What you will do ::
Which lines in the material below contain the word "text"? Copy each of them.

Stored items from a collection
start

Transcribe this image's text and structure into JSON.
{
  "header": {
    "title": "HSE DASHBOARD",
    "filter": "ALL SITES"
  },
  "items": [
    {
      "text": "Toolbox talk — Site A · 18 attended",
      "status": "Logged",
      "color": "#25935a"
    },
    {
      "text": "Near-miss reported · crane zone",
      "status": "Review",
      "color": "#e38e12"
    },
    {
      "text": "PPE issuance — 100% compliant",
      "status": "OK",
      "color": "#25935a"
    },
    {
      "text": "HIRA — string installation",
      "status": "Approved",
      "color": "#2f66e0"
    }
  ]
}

end

Solution to the problem ::
Transcribe this image's text and structure into JSON.
      "text": "Toolbox talk — Site A · 18 attended",
      "text": "Near-miss reported · crane zone",
      "text": "PPE issuance — 100% compliant",
      "text": "HIRA — string installation",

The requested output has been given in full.